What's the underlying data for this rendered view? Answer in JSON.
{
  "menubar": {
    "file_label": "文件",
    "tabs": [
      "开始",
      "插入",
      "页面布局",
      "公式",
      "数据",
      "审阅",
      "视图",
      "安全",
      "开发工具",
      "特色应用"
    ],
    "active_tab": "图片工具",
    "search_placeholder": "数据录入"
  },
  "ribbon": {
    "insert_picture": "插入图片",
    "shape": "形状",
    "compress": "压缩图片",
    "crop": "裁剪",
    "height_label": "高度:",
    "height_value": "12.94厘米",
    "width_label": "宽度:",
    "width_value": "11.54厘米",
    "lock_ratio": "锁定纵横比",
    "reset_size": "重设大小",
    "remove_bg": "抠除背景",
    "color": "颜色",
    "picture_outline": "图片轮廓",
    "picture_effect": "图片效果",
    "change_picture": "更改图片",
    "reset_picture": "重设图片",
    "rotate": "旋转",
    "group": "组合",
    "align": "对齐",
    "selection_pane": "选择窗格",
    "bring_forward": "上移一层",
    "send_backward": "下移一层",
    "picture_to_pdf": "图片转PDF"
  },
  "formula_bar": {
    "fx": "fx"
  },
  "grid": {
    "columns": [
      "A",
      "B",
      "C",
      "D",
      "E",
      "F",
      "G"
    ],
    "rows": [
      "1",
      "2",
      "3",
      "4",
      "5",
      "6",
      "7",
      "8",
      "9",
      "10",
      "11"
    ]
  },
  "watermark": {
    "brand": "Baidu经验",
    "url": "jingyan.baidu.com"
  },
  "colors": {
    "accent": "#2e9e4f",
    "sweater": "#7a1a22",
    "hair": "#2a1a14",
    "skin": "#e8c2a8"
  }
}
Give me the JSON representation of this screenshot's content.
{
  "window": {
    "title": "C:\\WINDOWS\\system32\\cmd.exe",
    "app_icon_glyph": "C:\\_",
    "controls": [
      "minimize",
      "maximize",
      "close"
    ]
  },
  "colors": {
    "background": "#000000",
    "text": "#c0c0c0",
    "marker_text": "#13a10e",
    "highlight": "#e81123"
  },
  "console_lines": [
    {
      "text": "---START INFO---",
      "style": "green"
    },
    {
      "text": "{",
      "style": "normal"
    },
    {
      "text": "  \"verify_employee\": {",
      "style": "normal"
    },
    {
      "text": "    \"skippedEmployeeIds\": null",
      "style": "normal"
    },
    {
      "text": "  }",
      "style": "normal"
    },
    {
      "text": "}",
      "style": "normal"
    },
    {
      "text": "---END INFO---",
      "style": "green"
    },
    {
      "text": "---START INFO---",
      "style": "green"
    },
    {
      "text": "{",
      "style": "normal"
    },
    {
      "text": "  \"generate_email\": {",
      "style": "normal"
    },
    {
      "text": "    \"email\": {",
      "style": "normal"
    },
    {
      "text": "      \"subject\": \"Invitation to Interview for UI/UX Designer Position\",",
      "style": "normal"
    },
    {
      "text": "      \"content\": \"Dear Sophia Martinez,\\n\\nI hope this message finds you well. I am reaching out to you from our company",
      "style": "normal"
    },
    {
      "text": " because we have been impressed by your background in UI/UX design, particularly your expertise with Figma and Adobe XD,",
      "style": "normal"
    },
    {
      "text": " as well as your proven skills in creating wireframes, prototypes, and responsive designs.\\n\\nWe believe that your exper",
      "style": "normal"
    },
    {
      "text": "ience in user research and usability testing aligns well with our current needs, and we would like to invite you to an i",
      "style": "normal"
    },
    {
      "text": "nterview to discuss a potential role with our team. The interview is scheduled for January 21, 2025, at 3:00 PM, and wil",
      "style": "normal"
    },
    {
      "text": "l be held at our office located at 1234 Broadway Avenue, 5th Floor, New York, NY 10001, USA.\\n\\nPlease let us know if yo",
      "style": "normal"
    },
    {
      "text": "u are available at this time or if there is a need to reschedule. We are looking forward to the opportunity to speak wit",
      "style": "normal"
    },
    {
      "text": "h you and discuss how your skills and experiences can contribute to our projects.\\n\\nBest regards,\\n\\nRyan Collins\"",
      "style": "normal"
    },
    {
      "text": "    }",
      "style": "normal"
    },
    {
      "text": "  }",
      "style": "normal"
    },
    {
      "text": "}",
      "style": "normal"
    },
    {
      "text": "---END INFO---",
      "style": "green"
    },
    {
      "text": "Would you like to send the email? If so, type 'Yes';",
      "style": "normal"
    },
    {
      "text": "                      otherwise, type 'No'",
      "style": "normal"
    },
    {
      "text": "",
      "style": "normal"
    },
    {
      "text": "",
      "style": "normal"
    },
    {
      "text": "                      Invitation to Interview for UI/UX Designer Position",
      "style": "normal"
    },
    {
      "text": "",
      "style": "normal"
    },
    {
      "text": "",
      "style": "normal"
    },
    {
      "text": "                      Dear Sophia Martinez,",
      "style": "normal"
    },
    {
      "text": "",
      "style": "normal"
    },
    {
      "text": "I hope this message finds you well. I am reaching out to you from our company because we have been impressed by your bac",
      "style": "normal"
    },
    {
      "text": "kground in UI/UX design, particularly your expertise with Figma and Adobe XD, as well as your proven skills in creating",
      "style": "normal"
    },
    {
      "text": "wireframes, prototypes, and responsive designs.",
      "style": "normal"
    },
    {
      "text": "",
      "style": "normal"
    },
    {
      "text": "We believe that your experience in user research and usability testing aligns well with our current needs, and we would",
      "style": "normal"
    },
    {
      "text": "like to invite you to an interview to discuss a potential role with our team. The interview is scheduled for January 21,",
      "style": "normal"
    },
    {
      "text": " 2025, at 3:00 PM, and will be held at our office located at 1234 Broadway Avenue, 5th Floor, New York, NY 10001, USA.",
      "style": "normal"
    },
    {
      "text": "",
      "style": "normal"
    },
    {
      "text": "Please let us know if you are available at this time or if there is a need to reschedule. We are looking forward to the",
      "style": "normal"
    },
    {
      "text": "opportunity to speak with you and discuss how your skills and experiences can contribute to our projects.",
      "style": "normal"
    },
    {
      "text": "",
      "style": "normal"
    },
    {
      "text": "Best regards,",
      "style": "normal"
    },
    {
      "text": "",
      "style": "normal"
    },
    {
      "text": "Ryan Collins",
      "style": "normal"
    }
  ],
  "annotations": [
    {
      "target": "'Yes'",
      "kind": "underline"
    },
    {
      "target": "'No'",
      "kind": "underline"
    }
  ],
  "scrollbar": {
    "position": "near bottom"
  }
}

====

Stated problem >>
Output all of the material, please, exactly as it stands.

Exercise answer >>
What's the underlying data for this rendered view? Answer in JSON.
{
  "menubar": {
    "file_label": "文件",
    "tabs": [
      "开始",
      "插入",
      "页面布局",
      "公式",
      "数据",
      "审阅",
      "视图",
      "安全",
      "开发工具",
      "特色应用"
    ],
    "active_tab": "图片工具",
    "search_placeholder": "数据录入"
  },
  "ribbon": {
    "insert_picture": "插入图片",
    "shape": "形状",
    "compress": "压缩图片",
    "crop": "裁剪",
    "height_label": "高度:",
    "height_value": "12.94厘米",
    "width_label": "宽度:",
    "width_value": "11.54厘米",
    "lock_ratio": "锁定纵横比",
    "reset_size": "重设大小",
    "remove_bg": "抠除背景",
    "color": "颜色",
    "picture_outline": "图片轮廓",
    "picture_effect": "图片效果",
    "change_picture": "更改图片",
    "reset_picture": "重设图片",
    "rotate": "旋转",
    "group": "组合",
    "align": "对齐",
    "selection_pane": "选择窗格",
    "bring_forward": "上移一层",
    "send_backward": "下移一层",
    "picture_to_pdf": "图片转PDF"
  },
  "formula_bar": {
    "fx": "fx"
  },
  "grid": {
    "columns": [
      "A",
      "B",
      "C",
      "D",
      "E",
      "F",
      "G"
    ],
    "rows": [
      "1",
      "2",
      "3",
      "4",
      "5",
      "6",
      "7",
      "8",
      "9",
      "10",
      "11"
    ]
  },
  "watermark": {
    "brand": "Baidu经验",
    "url": "jingyan.baidu.com"
  },
  "colors": {
    "accent": "#2e9e4f",
    "sweater": "#7a1a22",
    "hair": "#2a1a14",
    "skin": "#e8c2a8"
  }
}
Give me the JSON representation of this screenshot's content.
{
  "window": {
    "title": "C:\\WINDOWS\\system32\\cmd.exe",
    "app_icon_glyph": "C:\\_",
    "controls": [
      "minimize",
      "maximize",
      "close"
    ]
  },
  "colors": {
    "background": "#000000",
    "text": "#c0c0c0",
    "marker_text": "#13a10e",
    "highlight": "#e81123"
  },
  "console_lines": [
    {
      "text": "---START INFO---",
      "style": "green"
    },
    {
      "text": "{",
      "style": "normal"
    },
    {
      "text": "  \"verify_employee\": {",
      "style": "normal"
    },
    {
      "text": "    \"skippedEmployeeIds\": null",
      "style": "normal"
    },
    {
      "text": "  }",
      "style": "normal"
    },
    {
      "text": "}",
      "style": "normal"
    },
    {
      "text": "---END INFO---",
      "style": "green"
    },
    {
      "text": "---START INFO---",
      "style": "green"
    },
    {
      "text": "{",
      "style": "normal"
    },
    {
      "text": "  \"generate_email\": {",
      "style": "normal"
    },
    {
      "text": "    \"email\": {",
      "style": "normal"
    },
    {
      "text": "      \"subject\": \"Invitation to Interview for UI/UX Designer Position\",",
      "style": "normal"
    },
    {
      "text": "      \"content\": \"Dear Sophia Martinez,\\n\\nI hope this message finds you well. I am reaching out to you from our company",
      "style": "normal"
    },
    {
      "text": " because we have been impressed by your background in UI/UX design, particularly your expertise with Figma and Adobe XD,",
      "style": "normal"
    },
    {
      "text": " as well as your proven skills in creating wireframes, prototypes, and responsive designs.\\n\\nWe believe that your exper",
      "style": "normal"
    },
    {
      "text": "ience in user research and usability testing aligns well with our current needs, and we would like to invite you to an i",
      "style": "normal"
    },
    {
      "text": "nterview to discuss a potential role with our team. The interview is scheduled for January 21, 2025, at 3:00 PM, and wil",
      "style": "normal"
    },
    {
      "text": "l be held at our office located at 1234 Broadway Avenue, 5th Floor, New York, NY 10001, USA.\\n\\nPlease let us know if yo",
      "style": "normal"
    },
    {
      "text": "u are available at this time or if there is a need to reschedule. We are looking forward to the opportunity to speak wit",
      "style": "normal"
    },
    {
      "text": "h you and discuss how your skills and experiences can contribute to our projects.\\n\\nBest regards,\\n\\nRyan Collins\"",
      "style": "normal"
    },
    {
      "text": "    }",
      "style": "normal"
    },
    {
      "text": "  }",
      "style": "normal"
    },
    {
      "text": "}",
      "style": "normal"
    },
    {
      "text": "---END INFO---",
      "style": "green"
    },
    {
      "text": "Would you like to send the email? If so, type 'Yes';",
      "style": "normal"
    },
    {
      "text": "                      otherwise, type 'No'",
      "style": "normal"
    },
    {
      "text": "",
      "style": "normal"
    },
    {
      "text": "",
      "style": "normal"
    },
    {
      "text": "                      Invitation to Interview for UI/UX Designer Position",
      "style": "normal"
    },
    {
      "text": "",
      "style": "normal"
    },
    {
      "text": "",
      "style": "normal"
    },
    {
      "text": "                      Dear Sophia Martinez,",
      "style": "normal"
    },
    {
      "text": "",
      "style": "normal"
    },
    {
      "text": "I hope this message finds you well. I am reaching out to you from our company because we have been impressed by your bac",
      "style": "normal"
    },
    {
      "text": "kground in UI/UX design, particularly your expertise with Figma and Adobe XD, as well as your proven skills in creating",
      "style": "normal"
    },
    {
      "text": "wireframes, prototypes, and responsive designs.",
      "style": "normal"
    },
    {
      "text": "",
      "style": "normal"
    },
    {
      "text": "We believe that your experience in user research and usability testing aligns well with our current needs, and we would",
      "style": "normal"
    },
    {
      "text": "like to invite you to an interview to discuss a potential role with our team. The interview is scheduled for January 21,",
      "style": "normal"
    },
    {
      "text": " 2025, at 3:00 PM, and will be held at our office located at 1234 Broadway Avenue, 5th Floor, New York, NY 10001, USA.",
      "style": "normal"
    },
    {
      "text": "",
      "style": "normal"
    },
    {
      "text": "Please let us know if you are available at this time or if there is a need to reschedule. We are looking forward to the",
      "style": "normal"
    },
    {
      "text": "opportunity to speak with you and discuss how your skills and experiences can contribute to our projects.",
      "style": "normal"
    },
    {
      "text": "",
      "style": "normal"
    },
    {
      "text": "Best regards,",
      "style": "normal"
    },
    {
      "text": "",
      "style": "normal"
    },
    {
      "text": "Ryan Collins",
      "style": "normal"
    }
  ],
  "annotations": [
    {
      "target": "'Yes'",
      "kind": "underline"
    },
    {
      "target": "'No'",
      "kind": "underline"
    }
  ],
  "scrollbar": {
    "position": "near bottom"
  }
}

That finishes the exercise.